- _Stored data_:
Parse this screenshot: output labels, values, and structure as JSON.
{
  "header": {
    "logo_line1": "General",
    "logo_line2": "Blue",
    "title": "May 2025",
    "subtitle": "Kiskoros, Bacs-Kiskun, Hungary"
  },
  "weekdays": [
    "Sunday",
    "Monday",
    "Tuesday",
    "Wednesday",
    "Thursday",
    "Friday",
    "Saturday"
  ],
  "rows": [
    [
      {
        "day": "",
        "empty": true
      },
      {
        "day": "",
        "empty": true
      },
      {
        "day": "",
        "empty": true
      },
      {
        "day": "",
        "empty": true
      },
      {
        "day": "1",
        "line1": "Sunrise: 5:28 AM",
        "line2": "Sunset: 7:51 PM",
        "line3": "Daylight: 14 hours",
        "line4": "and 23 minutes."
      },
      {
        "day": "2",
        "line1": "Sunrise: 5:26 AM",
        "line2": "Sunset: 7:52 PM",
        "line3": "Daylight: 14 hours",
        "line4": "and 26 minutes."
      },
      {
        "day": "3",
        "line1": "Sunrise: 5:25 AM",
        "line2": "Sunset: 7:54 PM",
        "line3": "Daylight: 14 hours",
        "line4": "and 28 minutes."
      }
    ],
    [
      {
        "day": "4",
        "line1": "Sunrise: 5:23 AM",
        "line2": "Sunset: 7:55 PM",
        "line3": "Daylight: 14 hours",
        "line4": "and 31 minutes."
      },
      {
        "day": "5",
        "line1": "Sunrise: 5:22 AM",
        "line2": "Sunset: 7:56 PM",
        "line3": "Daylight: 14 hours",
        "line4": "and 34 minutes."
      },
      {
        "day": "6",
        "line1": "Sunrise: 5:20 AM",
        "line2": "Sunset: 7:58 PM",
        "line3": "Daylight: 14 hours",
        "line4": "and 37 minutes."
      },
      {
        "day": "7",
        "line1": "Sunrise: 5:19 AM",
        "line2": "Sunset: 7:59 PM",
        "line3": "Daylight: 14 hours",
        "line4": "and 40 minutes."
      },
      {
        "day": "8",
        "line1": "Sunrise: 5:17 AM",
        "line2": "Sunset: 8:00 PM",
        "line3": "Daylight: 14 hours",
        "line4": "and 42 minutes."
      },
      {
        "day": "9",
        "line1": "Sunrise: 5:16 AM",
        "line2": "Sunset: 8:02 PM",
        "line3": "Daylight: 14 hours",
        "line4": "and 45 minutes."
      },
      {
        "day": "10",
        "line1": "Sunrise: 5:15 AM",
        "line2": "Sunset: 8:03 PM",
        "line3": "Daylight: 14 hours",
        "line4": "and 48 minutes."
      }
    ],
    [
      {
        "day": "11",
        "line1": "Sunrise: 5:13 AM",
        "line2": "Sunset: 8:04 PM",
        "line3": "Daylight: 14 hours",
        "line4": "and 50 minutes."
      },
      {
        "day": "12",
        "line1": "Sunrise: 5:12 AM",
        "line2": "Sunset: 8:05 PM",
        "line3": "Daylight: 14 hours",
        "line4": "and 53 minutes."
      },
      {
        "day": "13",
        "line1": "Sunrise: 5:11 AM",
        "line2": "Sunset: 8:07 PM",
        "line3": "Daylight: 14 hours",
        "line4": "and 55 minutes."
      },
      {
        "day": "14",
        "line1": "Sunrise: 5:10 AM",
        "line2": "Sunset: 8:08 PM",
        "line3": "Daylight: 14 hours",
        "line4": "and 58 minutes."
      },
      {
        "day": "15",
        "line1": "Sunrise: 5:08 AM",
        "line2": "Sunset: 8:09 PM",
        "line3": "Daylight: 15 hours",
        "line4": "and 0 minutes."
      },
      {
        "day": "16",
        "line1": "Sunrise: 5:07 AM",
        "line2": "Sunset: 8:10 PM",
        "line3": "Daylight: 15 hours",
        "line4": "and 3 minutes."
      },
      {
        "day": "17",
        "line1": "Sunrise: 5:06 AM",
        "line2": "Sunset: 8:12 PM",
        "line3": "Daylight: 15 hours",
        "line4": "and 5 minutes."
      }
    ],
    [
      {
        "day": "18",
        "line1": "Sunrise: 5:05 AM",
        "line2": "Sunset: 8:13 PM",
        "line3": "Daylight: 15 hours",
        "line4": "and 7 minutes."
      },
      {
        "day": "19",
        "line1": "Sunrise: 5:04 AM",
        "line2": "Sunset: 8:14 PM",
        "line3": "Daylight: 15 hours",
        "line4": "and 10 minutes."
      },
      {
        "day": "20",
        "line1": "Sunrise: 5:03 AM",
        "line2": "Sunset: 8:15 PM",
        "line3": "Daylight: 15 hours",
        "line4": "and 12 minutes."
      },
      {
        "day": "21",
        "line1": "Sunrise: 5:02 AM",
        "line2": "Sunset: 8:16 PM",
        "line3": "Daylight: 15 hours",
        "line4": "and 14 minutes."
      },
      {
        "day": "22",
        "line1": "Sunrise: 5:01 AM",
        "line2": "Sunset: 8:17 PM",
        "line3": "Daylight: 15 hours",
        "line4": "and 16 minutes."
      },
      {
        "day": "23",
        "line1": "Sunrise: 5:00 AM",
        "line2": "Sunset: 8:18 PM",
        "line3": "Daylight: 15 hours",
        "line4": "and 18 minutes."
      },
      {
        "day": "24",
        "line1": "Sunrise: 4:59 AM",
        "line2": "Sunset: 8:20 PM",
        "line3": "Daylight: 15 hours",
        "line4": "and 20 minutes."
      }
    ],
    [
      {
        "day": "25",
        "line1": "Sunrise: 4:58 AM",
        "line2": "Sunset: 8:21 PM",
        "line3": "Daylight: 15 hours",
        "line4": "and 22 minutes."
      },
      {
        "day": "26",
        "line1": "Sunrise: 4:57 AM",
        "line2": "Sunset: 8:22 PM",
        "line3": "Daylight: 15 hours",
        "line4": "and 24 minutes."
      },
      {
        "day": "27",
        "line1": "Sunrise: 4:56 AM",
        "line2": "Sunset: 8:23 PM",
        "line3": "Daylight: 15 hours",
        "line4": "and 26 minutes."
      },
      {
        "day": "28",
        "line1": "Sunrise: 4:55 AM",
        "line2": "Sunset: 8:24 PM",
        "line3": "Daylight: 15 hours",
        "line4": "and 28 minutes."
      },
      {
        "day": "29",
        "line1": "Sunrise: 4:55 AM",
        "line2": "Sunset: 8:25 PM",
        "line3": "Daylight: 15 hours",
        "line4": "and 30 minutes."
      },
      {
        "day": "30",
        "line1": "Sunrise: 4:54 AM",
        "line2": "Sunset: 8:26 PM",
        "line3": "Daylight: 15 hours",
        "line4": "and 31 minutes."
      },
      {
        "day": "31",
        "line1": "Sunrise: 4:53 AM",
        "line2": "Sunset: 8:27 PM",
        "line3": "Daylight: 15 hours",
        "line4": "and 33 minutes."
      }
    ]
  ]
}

- _Task instructions_:
Exactly reproduce the material above.

- _Exercise output_:
Parse this screenshot: output labels, values, and structure as JSON.
{
  "header": {
    "logo_line1": "General",
    "logo_line2": "Blue",
    "title": "May 2025",
    "subtitle": "Kiskoros, Bacs-Kiskun, Hungary"
  },
  "weekdays": [
    "Sunday",
    "Monday",
    "Tuesday",
    "Wednesday",
    "Thursday",
    "Friday",
    "Saturday"
  ],
  "rows": [
    [
      {
        "day": "",
        "empty": true
      },
      {
        "day": "",
        "empty": true
      },
      {
        "day": "",
        "empty": true
      },
      {
        "day": "",
        "empty": true
      },
      {
        "day": "1",
        "line1": "Sunrise: 5:28 AM",
        "line2": "Sunset: 7:51 PM",
        "line3": "Daylight: 14 hours",
        "line4": "and 23 minutes."
      },
      {
        "day": "2",
        "line1": "Sunrise: 5:26 AM",
        "line2": "Sunset: 7:52 PM",
        "line3": "Daylight: 14 hours",
        "line4": "and 26 minutes."
      },
      {
        "day": "3",
        "line1": "Sunrise: 5:25 AM",
        "line2": "Sunset: 7:54 PM",
        "line3": "Daylight: 14 hours",
        "line4": "and 28 minutes."
      }
    ],
    [
      {
        "day": "4",
        "line1": "Sunrise: 5:23 AM",
        "line2": "Sunset: 7:55 PM",
        "line3": "Daylight: 14 hours",
        "line4": "and 31 minutes."
      },
      {
        "day": "5",
        "line1": "Sunrise: 5:22 AM",
        "line2": "Sunset: 7:56 PM",
        "line3": "Daylight: 14 hours",
        "line4": "and 34 minutes."
      },
      {
        "day": "6",
        "line1": "Sunrise: 5:20 AM",
        "line2": "Sunset: 7:58 PM",
        "line3": "Daylight: 14 hours",
        "line4": "and 37 minutes."
      },
      {
        "day": "7",
        "line1": "Sunrise: 5:19 AM",
        "line2": "Sunset: 7:59 PM",
        "line3": "Daylight: 14 hours",
        "line4": "and 40 minutes."
      },
      {
        "day": "8",
        "line1": "Sunrise: 5:17 AM",
        "line2": "Sunset: 8:00 PM",
        "line3": "Daylight: 14 hours",
        "line4": "and 42 minutes."
      },
      {
        "day": "9",
        "line1": "Sunrise: 5:16 AM",
        "line2": "Sunset: 8:02 PM",
        "line3": "Daylight: 14 hours",
        "line4": "and 45 minutes."
      },
      {
        "day": "10",
        "line1": "Sunrise: 5:15 AM",
        "line2": "Sunset: 8:03 PM",
        "line3": "Daylight: 14 hours",
        "line4": "and 48 minutes."
      }
    ],
    [
      {
        "day": "11",
        "line1": "Sunrise: 5:13 AM",
        "line2": "Sunset: 8:04 PM",
        "line3": "Daylight: 14 hours",
        "line4": "and 50 minutes."
      },
      {
        "day": "12",
        "line1": "Sunrise: 5:12 AM",
        "line2": "Sunset: 8:05 PM",
        "line3": "Daylight: 14 hours",
        "line4": "and 53 minutes."
      },
      {
        "day": "13",
        "line1": "Sunrise: 5:11 AM",
        "line2": "Sunset: 8:07 PM",
        "line3": "Daylight: 14 hours",
        "line4": "and 55 minutes."
      },
      {
        "day": "14",
        "line1": "Sunrise: 5:10 AM",
        "line2": "Sunset: 8:08 PM",
        "line3": "Daylight: 14 hours",
        "line4": "and 58 minutes."
      },
      {
        "day": "15",
        "line1": "Sunrise: 5:08 AM",
        "line2": "Sunset: 8:09 PM",
        "line3": "Daylight: 15 hours",
        "line4": "and 0 minutes."
      },
      {
        "day": "16",
        "line1": "Sunrise: 5:07 AM",
        "line2": "Sunset: 8:10 PM",
        "line3": "Daylight: 15 hours",
        "line4": "and 3 minutes."
      },
      {
        "day": "17",
        "line1": "Sunrise: 5:06 AM",
        "line2": "Sunset: 8:12 PM",
        "line3": "Daylight: 15 hours",
        "line4": "and 5 minutes."
      }
    ],
    [
      {
        "day": "18",
        "line1": "Sunrise: 5:05 AM",
        "line2": "Sunset: 8:13 PM",
        "line3": "Daylight: 15 hours",
        "line4": "and 7 minutes."
      },
      {
        "day": "19",
        "line1": "Sunrise: 5:04 AM",
        "line2": "Sunset: 8:14 PM",
        "line3": "Daylight: 15 hours",
        "line4": "and 10 minutes."
      },
      {
        "day": "20",
        "line1": "Sunrise: 5:03 AM",
        "line2": "Sunset: 8:15 PM",
        "line3": "Daylight: 15 hours",
        "line4": "and 12 minutes."
      },
      {
        "day": "21",
        "line1": "Sunrise: 5:02 AM",
        "line2": "Sunset: 8:16 PM",
        "line3": "Daylight: 15 hours",
        "line4": "and 14 minutes."
      },
      {
        "day": "22",
        "line1": "Sunrise: 5:01 AM",
        "line2": "Sunset: 8:17 PM",
        "line3": "Daylight: 15 hours",
        "line4": "and 16 minutes."
      },
      {
        "day": "23",
        "line1": "Sunrise: 5:00 AM",
        "line2": "Sunset: 8:18 PM",
        "line3": "Daylight: 15 hours",
        "line4": "and 18 minutes."
      },
      {
        "day": "24",
        "line1": "Sunrise: 4:59 AM",
        "line2": "Sunset: 8:20 PM",
        "line3": "Daylight: 15 hours",
        "line4": "and 20 minutes."
      }
    ],
    [
      {
        "day": "25",
        "line1": "Sunrise: 4:58 AM",
        "line2": "Sunset: 8:21 PM",
        "line3": "Daylight: 15 hours",
        "line4": "and 22 minutes."
      },
      {
        "day": "26",
        "line1": "Sunrise: 4:57 AM",
        "line2": "Sunset: 8:22 PM",
        "line3": "Daylight: 15 hours",
        "line4": "and 24 minutes."
      },
      {
        "day": "27",
        "line1": "Sunrise: 4:56 AM",
        "line2": "Sunset: 8:23 PM",
        "line3": "Daylight: 15 hours",
        "line4": "and 26 minutes."
      },
      {
        "day": "28",
        "line1": "Sunrise: 4:55 AM",
        "line2": "Sunset: 8:24 PM",
        "line3": "Daylight: 15 hours",
        "line4": "and 28 minutes."
      },
      {
        "day": "29",
        "line1": "Sunrise: 4:55 AM",
        "line2": "Sunset: 8:25 PM",
        "line3": "Daylight: 15 hours",
        "line4": "and 30 minutes."
      },
      {
        "day": "30",
        "line1": "Sunrise: 4:54 AM",
        "line2": "Sunset: 8:26 PM",
        "line3": "Daylight: 15 hours",
        "line4": "and 31 minutes."
      },
      {
        "day": "31",
        "line1": "Sunrise: 4:53 AM",
        "line2": "Sunset: 8:27 PM",
        "line3": "Daylight: 15 hours",
        "line4": "and 33 minutes."
      }
    ]
  ]
}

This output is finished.